Given records
>> start

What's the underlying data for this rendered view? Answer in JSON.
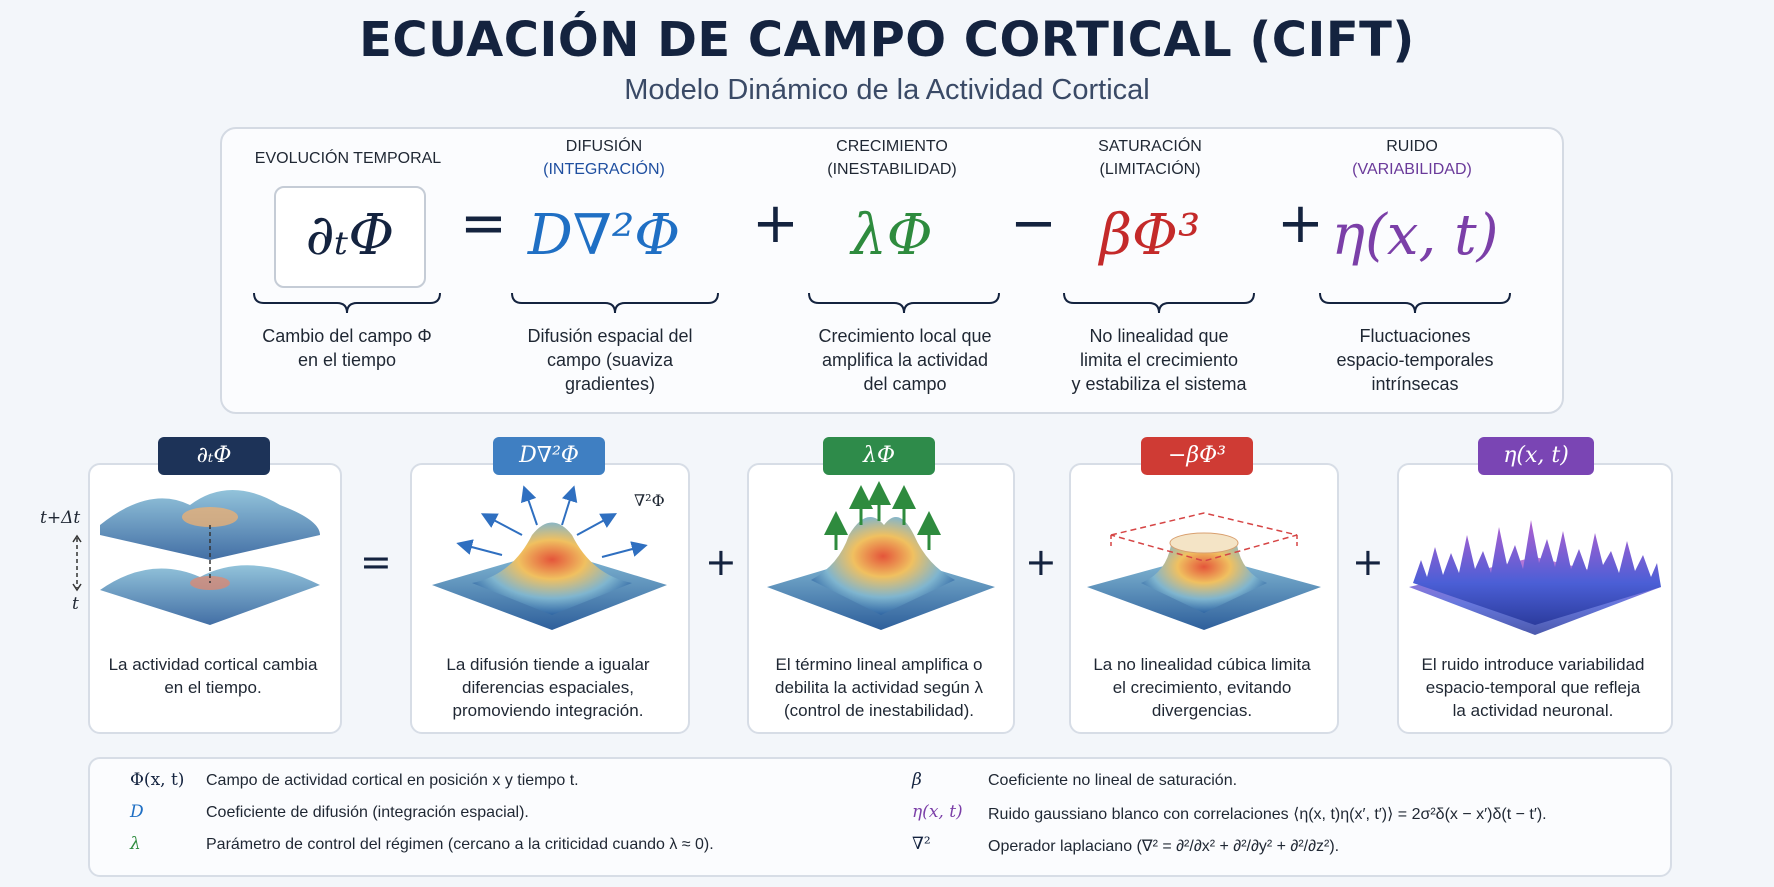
{
  "title": "ECUACIÓN DE CAMPO CORTICAL (CIFT)",
  "subtitle": "Modelo Dinámico de la Actividad Cortical",
  "colors": {
    "navy": "#14233f",
    "diffusion": "#1f6fc4",
    "growth": "#2e8b3e",
    "saturation": "#c42a2a",
    "noise": "#7b3fa8"
  },
  "equation": {
    "equals": "=",
    "plus": "+",
    "minus": "−",
    "terms": [
      {
        "head": "EVOLUCIÓN TEMPORAL",
        "sub": "",
        "math": "∂ₜΦ",
        "desc": [
          "Cambio del campo Φ",
          "en el tiempo"
        ]
      },
      {
        "head": "DIFUSIÓN",
        "sub": "(INTEGRACIÓN)",
        "math": "D∇²Φ",
        "desc": [
          "Difusión espacial del",
          "campo (suaviza",
          "gradientes)"
        ]
      },
      {
        "head": "CRECIMIENTO",
        "sub": "(INESTABILIDAD)",
        "math": "λΦ",
        "desc": [
          "Crecimiento local que",
          "amplifica la actividad",
          "del campo"
        ]
      },
      {
        "head": "SATURACIÓN",
        "sub": "(LIMITACIÓN)",
        "math": "βΦ³",
        "desc": [
          "No linealidad que",
          "limita el crecimiento",
          "y estabiliza el sistema"
        ]
      },
      {
        "head": "RUIDO",
        "sub": "(VARIABILIDAD)",
        "math": "η(x, t)",
        "desc": [
          "Fluctuaciones",
          "espacio-temporales",
          "intrínsecas"
        ]
      }
    ]
  },
  "cards": [
    {
      "tag": "∂ₜΦ",
      "text": [
        "La actividad cortical cambia",
        "en el tiempo."
      ],
      "axis_top": "t+Δt",
      "axis_bottom": "t"
    },
    {
      "tag": "D∇²Φ",
      "text": [
        "La difusión tiende a igualar",
        "diferencias espaciales,",
        "promoviendo integración."
      ],
      "corner": "∇²Φ"
    },
    {
      "tag": "λΦ",
      "text": [
        "El término lineal amplifica o",
        "debilita la actividad según λ",
        "(control de inestabilidad)."
      ]
    },
    {
      "tag": "−βΦ³",
      "text": [
        "La no linealidad cúbica limita",
        "el crecimiento, evitando",
        "divergencias."
      ]
    },
    {
      "tag": "η(x, t)",
      "text": [
        "El ruido introduce variabilidad",
        "espacio-temporal que refleja",
        "la actividad neuronal."
      ]
    }
  ],
  "card_ops": [
    "=",
    "+",
    "+",
    "+"
  ],
  "legend": {
    "left": [
      {
        "sym": "Φ(x, t)",
        "text": "Campo de actividad cortical en posición x y tiempo t."
      },
      {
        "sym": "D",
        "text": "Coeficiente de difusión (integración espacial)."
      },
      {
        "sym": "λ",
        "text": "Parámetro de control del régimen (cercano a la criticidad cuando λ ≈ 0)."
      }
    ],
    "right": [
      {
        "sym": "β",
        "text": "Coeficiente no lineal de saturación."
      },
      {
        "sym": "η(x, t)",
        "text": "Ruido gaussiano blanco con correlaciones ⟨η(x, t)η(x′, t′)⟩ = 2σ²δ(x − x′)δ(t − t′)."
      },
      {
        "sym": "∇²",
        "text": "Operador laplaciano (∇² = ∂²/∂x² + ∂²/∂y² + ∂²/∂z²)."
      }
    ]
  }
}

>> end

What you will do
Copy out the entries verbatim and leave the images out.

Full output
What's the underlying data for this rendered view? Answer in JSON.
{
  "title": "ECUACIÓN DE CAMPO CORTICAL (CIFT)",
  "subtitle": "Modelo Dinámico de la Actividad Cortical",
  "colors": {
    "navy": "#14233f",
    "diffusion": "#1f6fc4",
    "growth": "#2e8b3e",
    "saturation": "#c42a2a",
    "noise": "#7b3fa8"
  },
  "equation": {
    "equals": "=",
    "plus": "+",
    "minus": "−",
    "terms": [
      {
        "head": "EVOLUCIÓN TEMPORAL",
        "sub": "",
        "math": "∂ₜΦ",
        "desc": [
          "Cambio del campo Φ",
          "en el tiempo"
        ]
      },
      {
        "head": "DIFUSIÓN",
        "sub": "(INTEGRACIÓN)",
        "math": "D∇²Φ",
        "desc": [
          "Difusión espacial del",
          "campo (suaviza",
          "gradientes)"
        ]
      },
      {
        "head": "CRECIMIENTO",
        "sub": "(INESTABILIDAD)",
        "math": "λΦ",
        "desc": [
          "Crecimiento local que",
          "amplifica la actividad",
          "del campo"
        ]
      },
      {
        "head": "SATURACIÓN",
        "sub": "(LIMITACIÓN)",
        "math": "βΦ³",
        "desc": [
          "No linealidad que",
          "limita el crecimiento",
          "y estabiliza el sistema"
        ]
      },
      {
        "head": "RUIDO",
        "sub": "(VARIABILIDAD)",
        "math": "η(x, t)",
        "desc": [
          "Fluctuaciones",
          "espacio-temporales",
          "intrínsecas"
        ]
      }
    ]
  },
  "cards": [
    {
      "tag": "∂ₜΦ",
      "text": [
        "La actividad cortical cambia",
        "en el tiempo."
      ],
      "axis_top": "t+Δt",
      "axis_bottom": "t"
    },
    {
      "tag": "D∇²Φ",
      "text": [
        "La difusión tiende a igualar",
        "diferencias espaciales,",
        "promoviendo integración."
      ],
      "corner": "∇²Φ"
    },
    {
      "tag": "λΦ",
      "text": [
        "El término lineal amplifica o",
        "debilita la actividad según λ",
        "(control de inestabilidad)."
      ]
    },
    {
      "tag": "−βΦ³",
      "text": [
        "La no linealidad cúbica limita",
        "el crecimiento, evitando",
        "divergencias."
      ]
    },
    {
      "tag": "η(x, t)",
      "text": [
        "El ruido introduce variabilidad",
        "espacio-temporal que refleja",
        "la actividad neuronal."
      ]
    }
  ],
  "card_ops": [
    "=",
    "+",
    "+",
    "+"
  ],
  "legend": {
    "left": [
      {
        "sym": "Φ(x, t)",
        "text": "Campo de actividad cortical en posición x y tiempo t."
      },
      {
        "sym": "D",
        "text": "Coeficiente de difusión (integración espacial)."
      },
      {
        "sym": "λ",
        "text": "Parámetro de control del régimen (cercano a la criticidad cuando λ ≈ 0)."
      }
    ],
    "right": [
      {
        "sym": "β",
        "text": "Coeficiente no lineal de saturación."
      },
      {
        "sym": "η(x, t)",
        "text": "Ruido gaussiano blanco con correlaciones ⟨η(x, t)η(x′, t′)⟩ = 2σ²δ(x − x′)δ(t − t′)."
      },
      {
        "sym": "∇²",
        "text": "Operador laplaciano (∇² = ∂²/∂x² + ∂²/∂y² + ∂²/∂z²)."
      }
    ]
  }
}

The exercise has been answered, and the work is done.